Task
Find the string "subtitle" in the data, then copy every line where it is found.
+ + + +
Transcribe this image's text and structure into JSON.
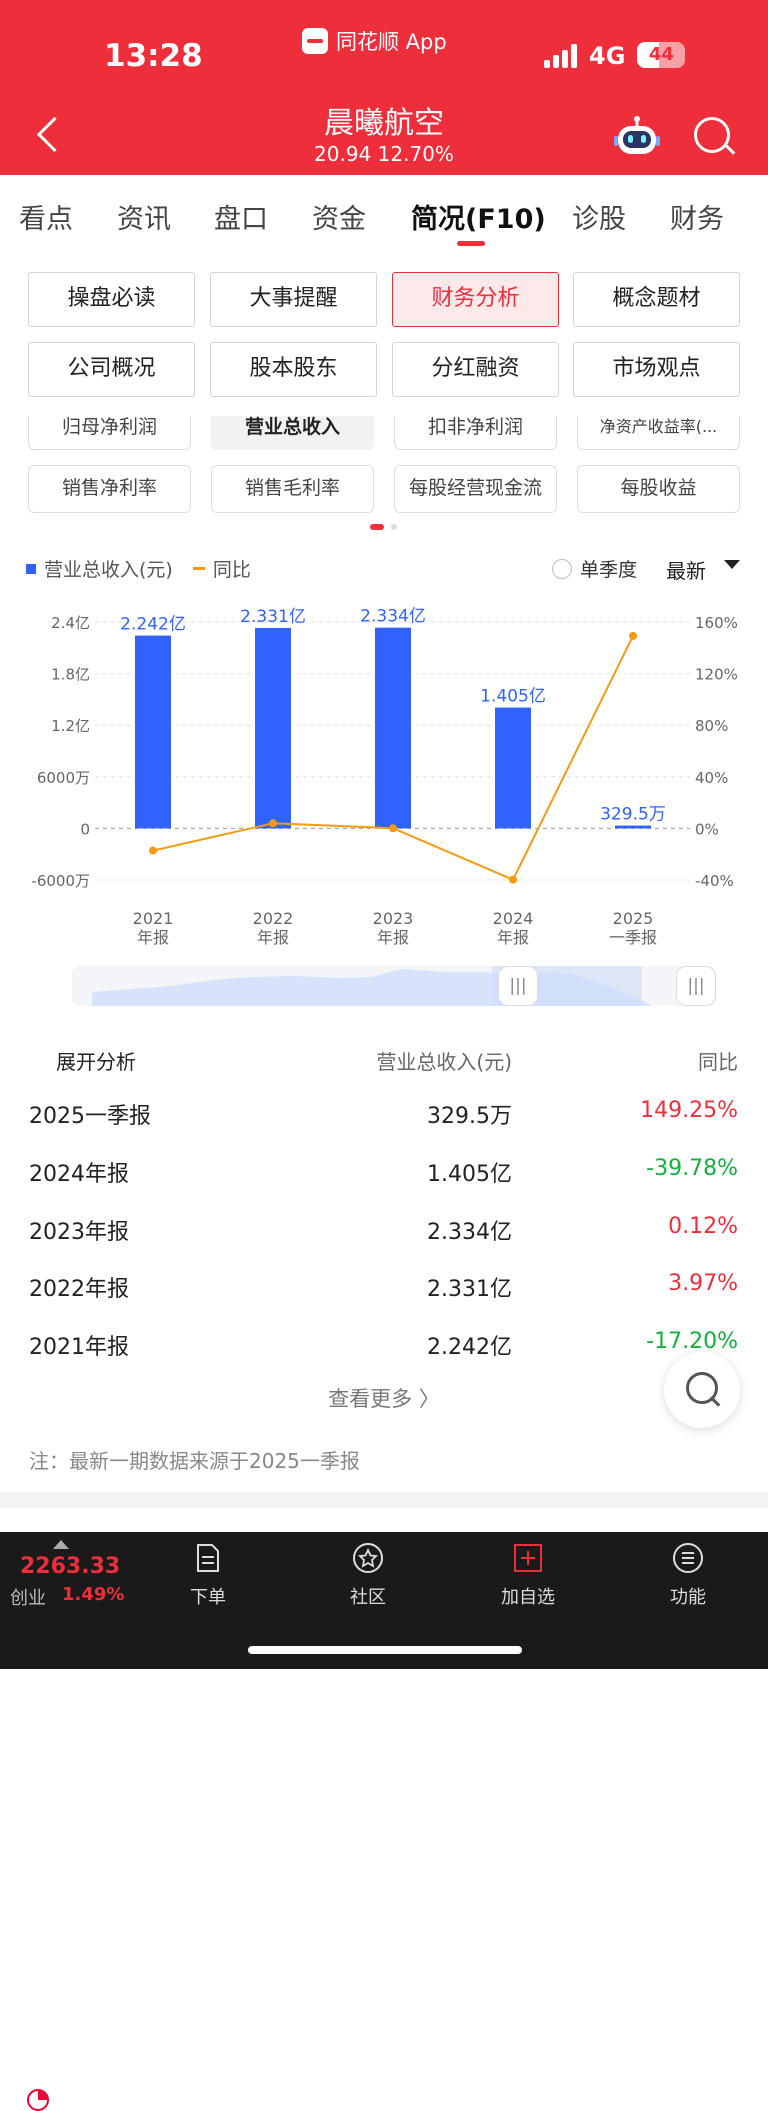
{
  "status": {
    "time": "13:28",
    "app": "同花顺 App",
    "network": "4G",
    "battery": "44"
  },
  "header": {
    "title": "晨曦航空",
    "price": "20.94",
    "change": "12.70%"
  },
  "tabs": [
    "看点",
    "资讯",
    "盘口",
    "资金",
    "简况(F10)",
    "诊股",
    "财务"
  ],
  "active_tab": "简况(F10)",
  "grid_buttons": [
    "操盘必读",
    "大事提醒",
    "财务分析",
    "概念题材",
    "公司概况",
    "股本股东",
    "分红融资",
    "市场观点"
  ],
  "active_grid": "财务分析",
  "metric_partial": [
    "归母净利润",
    "营业总收入",
    "扣非净利润",
    "净资产收益率(..."
  ],
  "metric_buttons": [
    "销售净利率",
    "销售毛利率",
    "每股经营现金流",
    "每股收益"
  ],
  "legend": {
    "bar": "营业总收入(元)",
    "line": "同比"
  },
  "quarter_toggle": "单季度",
  "period_select": "最新",
  "chart_data": {
    "type": "bar",
    "categories": [
      "2021年报",
      "2022年报",
      "2023年报",
      "2024年报",
      "2025一季报"
    ],
    "x_tick_labels": [
      [
        "2021",
        "年报"
      ],
      [
        "2022",
        "年报"
      ],
      [
        "2023",
        "年报"
      ],
      [
        "2024",
        "年报"
      ],
      [
        "2025",
        "一季报"
      ]
    ],
    "series": [
      {
        "name": "营业总收入(元)",
        "type": "bar",
        "values": [
          224200000,
          233100000,
          233400000,
          140500000,
          3295000
        ],
        "labels": [
          "2.242亿",
          "2.331亿",
          "2.334亿",
          "1.405亿",
          "329.5万"
        ],
        "color": "#2f62ff"
      },
      {
        "name": "同比",
        "type": "line",
        "values": [
          -17.2,
          3.97,
          0.12,
          -39.78,
          149.25
        ],
        "color": "#f59a12"
      }
    ],
    "y_left_ticks": [
      "2.4亿",
      "1.8亿",
      "1.2亿",
      "6000万",
      "0",
      "-6000万"
    ],
    "y_left_range": [
      -60000000,
      240000000
    ],
    "y_right_ticks": [
      "160%",
      "120%",
      "80%",
      "40%",
      "0%",
      "-40%"
    ],
    "y_right_range": [
      -40,
      160
    ]
  },
  "table": {
    "header": [
      "展开分析",
      "营业总收入(元)",
      "同比"
    ],
    "rows": [
      {
        "period": "2025一季报",
        "value": "329.5万",
        "yoy": "149.25%",
        "trend": "up"
      },
      {
        "period": "2024年报",
        "value": "1.405亿",
        "yoy": "-39.78%",
        "trend": "down"
      },
      {
        "period": "2023年报",
        "value": "2.334亿",
        "yoy": "0.12%",
        "trend": "up"
      },
      {
        "period": "2022年报",
        "value": "2.331亿",
        "yoy": "3.97%",
        "trend": "up"
      },
      {
        "period": "2021年报",
        "value": "2.242亿",
        "yoy": "-17.20%",
        "trend": "down"
      }
    ]
  },
  "more_label": "查看更多 〉",
  "note": "注：最新一期数据来源于2025一季报",
  "bottom": {
    "index_value": "2263.33",
    "index_name": "创业",
    "index_change": "1.49%",
    "nav": [
      "下单",
      "社区",
      "加自选",
      "功能"
    ]
  },
  "colors": {
    "brand": "#ee2e3b",
    "bar": "#2f62ff",
    "line": "#f59a12",
    "up": "#ee2e3b",
    "down": "#13b03c"
  }
}
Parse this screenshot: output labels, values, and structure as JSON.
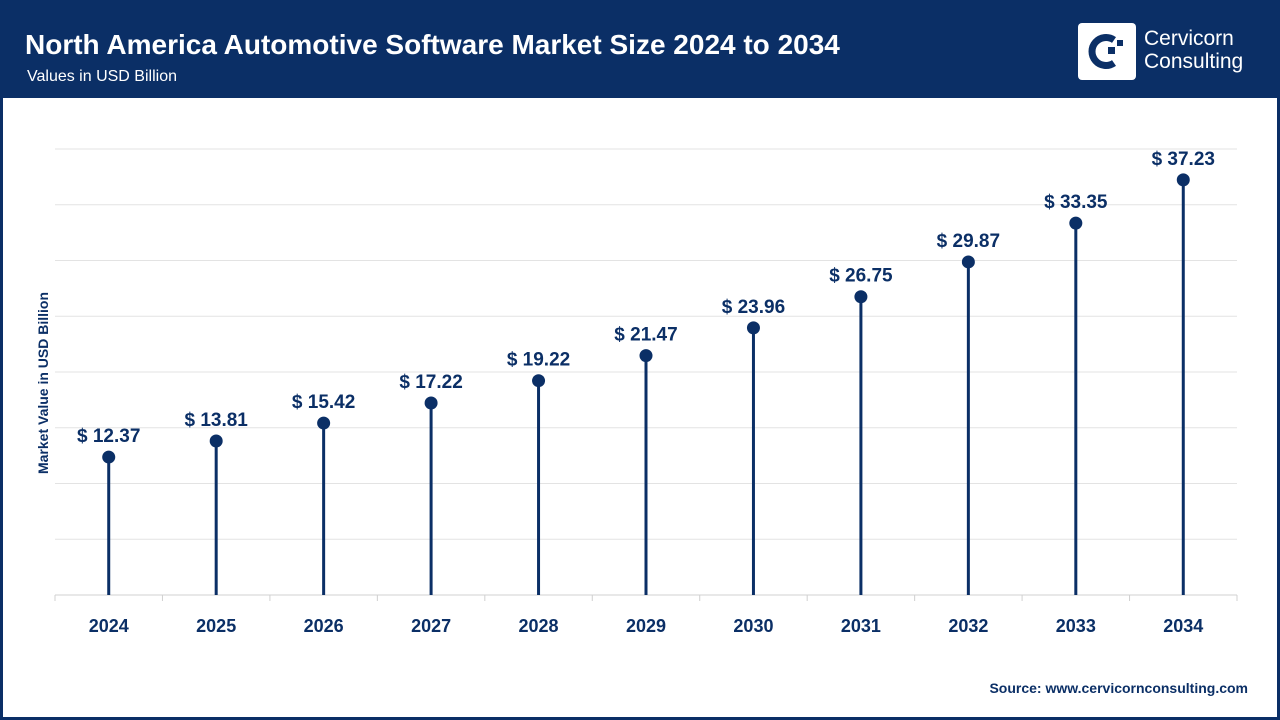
{
  "header": {
    "title": "North America Automotive Software Market Size 2024 to 2034",
    "subtitle": "Values in USD Billion",
    "logo_text": [
      "Cervicorn",
      "Consulting"
    ]
  },
  "source": "Source: www.cervicornconsulting.com",
  "colors": {
    "primary": "#0b2f66",
    "grid": "#e3e3e3"
  },
  "chart_data": {
    "type": "lollipop",
    "ylabel": "Market Value in USD Billion",
    "xlabel": "",
    "categories": [
      "2024",
      "2025",
      "2026",
      "2027",
      "2028",
      "2029",
      "2030",
      "2031",
      "2032",
      "2033",
      "2034"
    ],
    "values": [
      12.37,
      13.81,
      15.42,
      17.22,
      19.22,
      21.47,
      23.96,
      26.75,
      29.87,
      33.35,
      37.23
    ],
    "data_labels": [
      "$ 12.37",
      "$ 13.81",
      "$ 15.42",
      "$ 17.22",
      "$ 19.22",
      "$ 21.47",
      "$ 23.96",
      "$ 26.75",
      "$ 29.87",
      "$ 33.35",
      "$ 37.23"
    ],
    "ylim": [
      0,
      40
    ],
    "ytick_step": 5,
    "ytick_labels_shown": false,
    "grid": true,
    "legend": "none"
  }
}
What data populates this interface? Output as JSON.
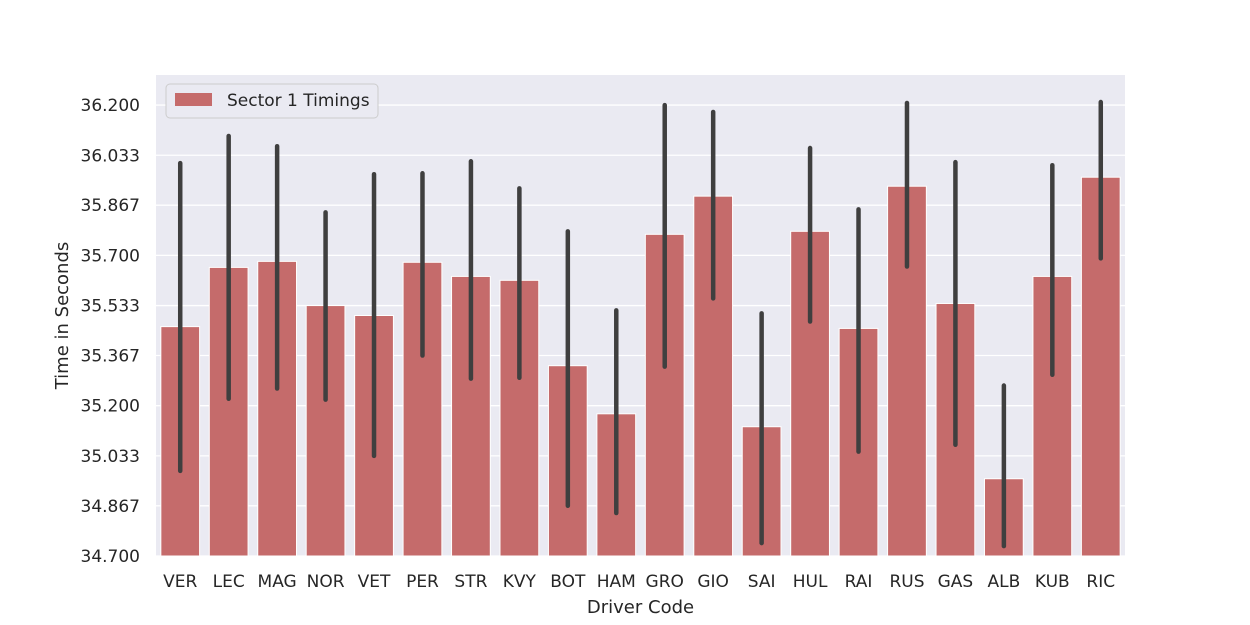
{
  "chart_data": {
    "type": "bar",
    "title": "",
    "xlabel": "Driver Code",
    "ylabel": "Time in Seconds",
    "ylim": [
      34.7,
      36.3
    ],
    "yticks": [
      "34.700",
      "34.867",
      "35.033",
      "35.200",
      "35.367",
      "35.533",
      "35.700",
      "35.867",
      "36.033",
      "36.200"
    ],
    "grid": true,
    "legend_position": "top-left",
    "colors": {
      "bar": "#c56b6b",
      "error_bar": "#3f3f3f",
      "background": "#eaeaf2",
      "grid": "#ffffff"
    },
    "categories": [
      "VER",
      "LEC",
      "MAG",
      "NOR",
      "VET",
      "PER",
      "STR",
      "KVY",
      "BOT",
      "HAM",
      "GRO",
      "GIO",
      "SAI",
      "HUL",
      "RAI",
      "RUS",
      "GAS",
      "ALB",
      "KUB",
      "RIC"
    ],
    "series": [
      {
        "name": "Sector 1 Timings",
        "values": [
          35.463,
          35.66,
          35.68,
          35.533,
          35.5,
          35.677,
          35.63,
          35.617,
          35.333,
          35.173,
          35.77,
          35.897,
          35.13,
          35.78,
          35.457,
          35.93,
          35.54,
          34.957,
          35.63,
          35.96
        ],
        "error_low": [
          34.983,
          35.223,
          35.257,
          35.22,
          35.033,
          35.367,
          35.29,
          35.293,
          34.867,
          34.843,
          35.33,
          35.557,
          34.743,
          35.48,
          35.047,
          35.663,
          35.07,
          34.733,
          35.303,
          35.69
        ],
        "error_high": [
          36.007,
          36.097,
          36.063,
          35.843,
          35.97,
          35.973,
          36.013,
          35.923,
          35.78,
          35.517,
          36.2,
          36.177,
          35.507,
          36.057,
          35.853,
          36.207,
          36.01,
          35.267,
          36.0,
          36.21
        ]
      }
    ]
  }
}
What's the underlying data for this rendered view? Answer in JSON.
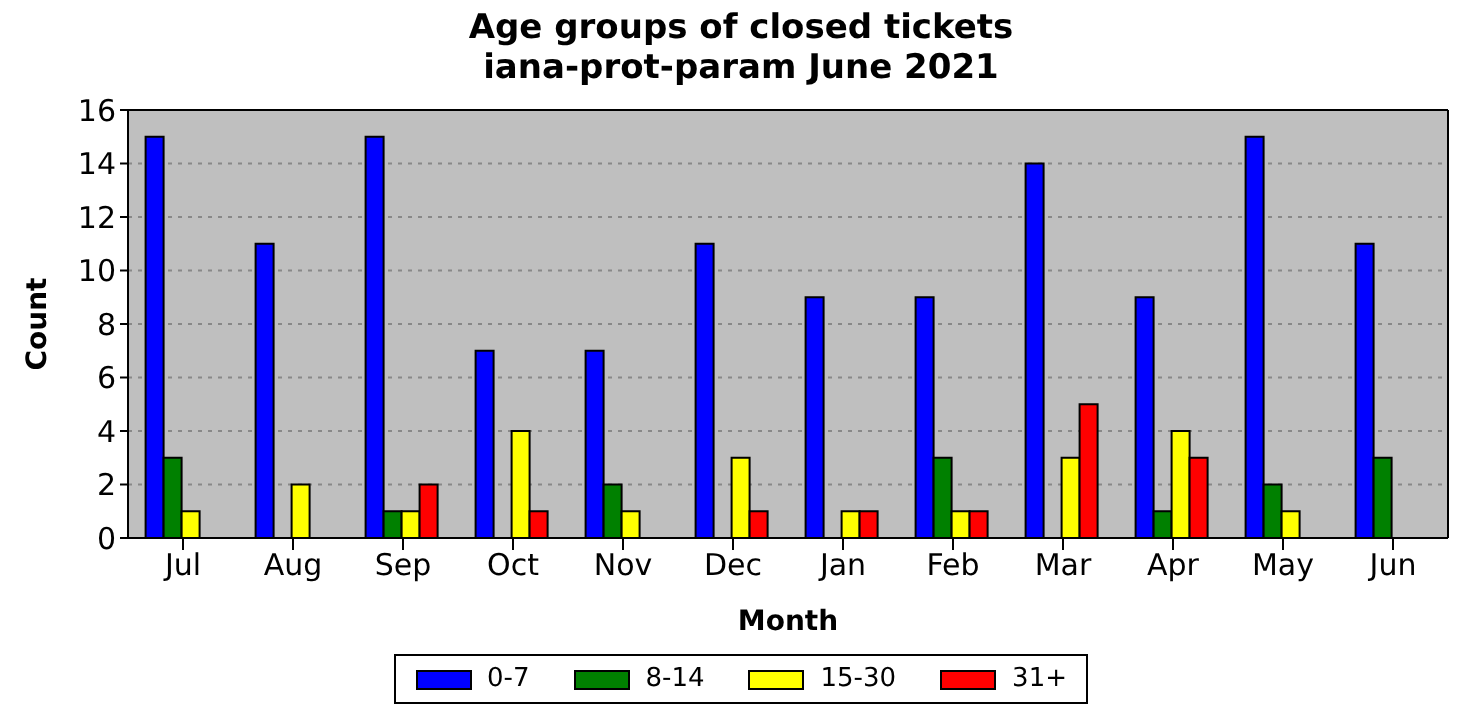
{
  "chart_data": {
    "type": "bar",
    "title": "Age groups of closed tickets",
    "subtitle": "iana-prot-param June 2021",
    "xlabel": "Month",
    "ylabel": "Count",
    "categories": [
      "Jul",
      "Aug",
      "Sep",
      "Oct",
      "Nov",
      "Dec",
      "Jan",
      "Feb",
      "Mar",
      "Apr",
      "May",
      "Jun"
    ],
    "series": [
      {
        "name": "0-7",
        "color": "#0000ff",
        "values": [
          15,
          11,
          15,
          7,
          7,
          11,
          9,
          9,
          14,
          9,
          15,
          11
        ]
      },
      {
        "name": "8-14",
        "color": "#008000",
        "values": [
          3,
          0,
          1,
          0,
          2,
          0,
          0,
          3,
          0,
          1,
          2,
          3
        ]
      },
      {
        "name": "15-30",
        "color": "#ffff00",
        "values": [
          1,
          2,
          1,
          4,
          1,
          3,
          1,
          1,
          3,
          4,
          1,
          0
        ]
      },
      {
        "name": "31+",
        "color": "#ff0000",
        "values": [
          0,
          0,
          2,
          1,
          0,
          1,
          1,
          1,
          5,
          3,
          0,
          0
        ]
      }
    ],
    "ylim": [
      0,
      16
    ],
    "yticks": [
      0,
      2,
      4,
      6,
      8,
      10,
      12,
      14,
      16
    ],
    "grid": "y",
    "legend": "bottom"
  }
}
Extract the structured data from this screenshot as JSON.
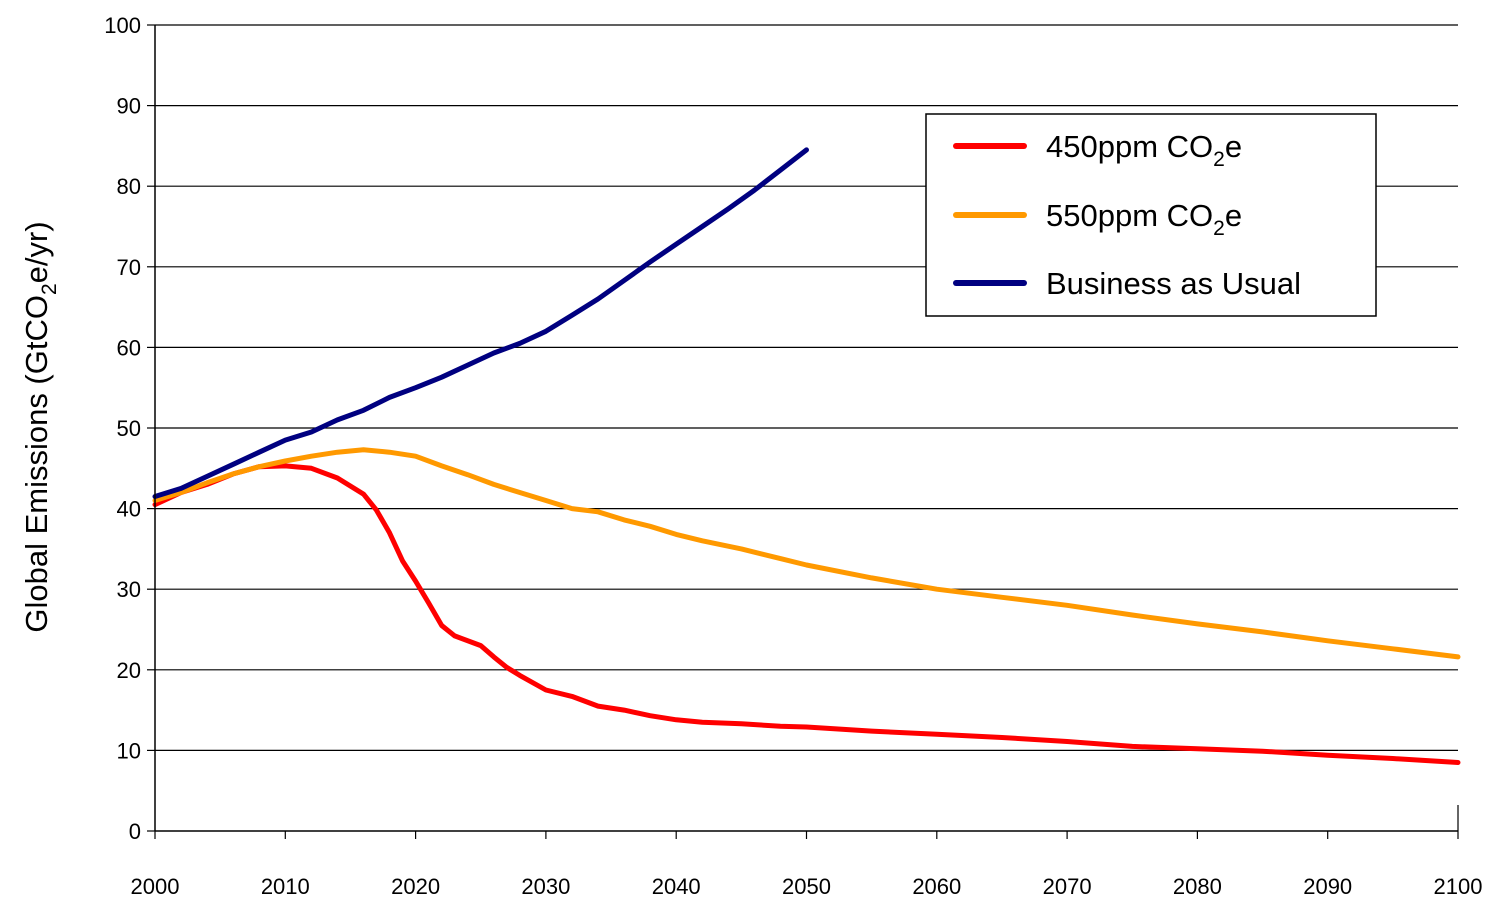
+ + + +
Output of the task
    "subtitle": "Values in USD Billion",
    "subtitle": "iana-prot-param June 2021",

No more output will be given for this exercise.